[Excerpt from a dataset]
#####

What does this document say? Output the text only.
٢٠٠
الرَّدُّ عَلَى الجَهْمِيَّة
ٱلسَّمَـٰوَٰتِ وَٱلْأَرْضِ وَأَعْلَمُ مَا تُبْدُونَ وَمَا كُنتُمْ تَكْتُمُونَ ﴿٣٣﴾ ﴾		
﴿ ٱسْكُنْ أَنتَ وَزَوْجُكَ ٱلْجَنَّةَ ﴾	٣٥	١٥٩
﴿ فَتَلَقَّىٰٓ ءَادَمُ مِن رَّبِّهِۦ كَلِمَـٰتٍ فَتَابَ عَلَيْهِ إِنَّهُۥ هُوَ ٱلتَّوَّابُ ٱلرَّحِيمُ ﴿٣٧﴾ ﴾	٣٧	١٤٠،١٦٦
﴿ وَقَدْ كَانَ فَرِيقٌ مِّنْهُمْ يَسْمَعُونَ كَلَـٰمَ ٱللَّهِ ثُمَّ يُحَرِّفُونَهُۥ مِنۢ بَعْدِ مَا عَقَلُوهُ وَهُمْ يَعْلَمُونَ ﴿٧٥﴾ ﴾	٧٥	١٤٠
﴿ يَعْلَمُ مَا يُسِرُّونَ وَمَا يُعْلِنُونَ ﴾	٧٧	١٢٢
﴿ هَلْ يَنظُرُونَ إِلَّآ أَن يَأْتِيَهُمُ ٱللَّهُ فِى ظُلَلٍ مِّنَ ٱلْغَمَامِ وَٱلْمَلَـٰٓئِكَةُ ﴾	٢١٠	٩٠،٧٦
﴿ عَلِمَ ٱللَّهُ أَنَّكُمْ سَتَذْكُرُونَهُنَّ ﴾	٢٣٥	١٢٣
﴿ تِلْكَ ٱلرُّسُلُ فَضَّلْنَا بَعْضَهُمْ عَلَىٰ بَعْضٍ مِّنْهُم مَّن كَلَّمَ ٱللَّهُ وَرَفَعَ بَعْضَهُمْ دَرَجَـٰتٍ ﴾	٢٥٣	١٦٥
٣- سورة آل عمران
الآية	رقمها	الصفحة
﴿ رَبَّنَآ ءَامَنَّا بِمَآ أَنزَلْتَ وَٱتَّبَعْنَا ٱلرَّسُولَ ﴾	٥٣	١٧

#####

◆ YOUR OBJECTIVE ◆
Write out the full listing exactly as given.

◆ WRITTEN ANSWER ◆
What does this document say? Output the text only.
٢٠٠
الرَّدُّ عَلَى الجَهْمِيَّة
ٱلسَّمَـٰوَٰتِ وَٱلْأَرْضِ وَأَعْلَمُ مَا تُبْدُونَ وَمَا كُنتُمْ تَكْتُمُونَ ﴿٣٣﴾ ﴾		
﴿ ٱسْكُنْ أَنتَ وَزَوْجُكَ ٱلْجَنَّةَ ﴾	٣٥	١٥٩
﴿ فَتَلَقَّىٰٓ ءَادَمُ مِن رَّبِّهِۦ كَلِمَـٰتٍ فَتَابَ عَلَيْهِ إِنَّهُۥ هُوَ ٱلتَّوَّابُ ٱلرَّحِيمُ ﴿٣٧﴾ ﴾	٣٧	١٤٠،١٦٦
﴿ وَقَدْ كَانَ فَرِيقٌ مِّنْهُمْ يَسْمَعُونَ كَلَـٰمَ ٱللَّهِ ثُمَّ يُحَرِّفُونَهُۥ مِنۢ بَعْدِ مَا عَقَلُوهُ وَهُمْ يَعْلَمُونَ ﴿٧٥﴾ ﴾	٧٥	١٤٠
﴿ يَعْلَمُ مَا يُسِرُّونَ وَمَا يُعْلِنُونَ ﴾	٧٧	١٢٢
﴿ هَلْ يَنظُرُونَ إِلَّآ أَن يَأْتِيَهُمُ ٱللَّهُ فِى ظُلَلٍ مِّنَ ٱلْغَمَامِ وَٱلْمَلَـٰٓئِكَةُ ﴾	٢١٠	٩٠،٧٦
﴿ عَلِمَ ٱللَّهُ أَنَّكُمْ سَتَذْكُرُونَهُنَّ ﴾	٢٣٥	١٢٣
﴿ تِلْكَ ٱلرُّسُلُ فَضَّلْنَا بَعْضَهُمْ عَلَىٰ بَعْضٍ مِّنْهُم مَّن كَلَّمَ ٱللَّهُ وَرَفَعَ بَعْضَهُمْ دَرَجَـٰتٍ ﴾	٢٥٣	١٦٥
٣- سورة آل عمران
الآية	رقمها	الصفحة
﴿ رَبَّنَآ ءَامَنَّا بِمَآ أَنزَلْتَ وَٱتَّبَعْنَا ٱلرَّسُولَ ﴾	٥٣	١٧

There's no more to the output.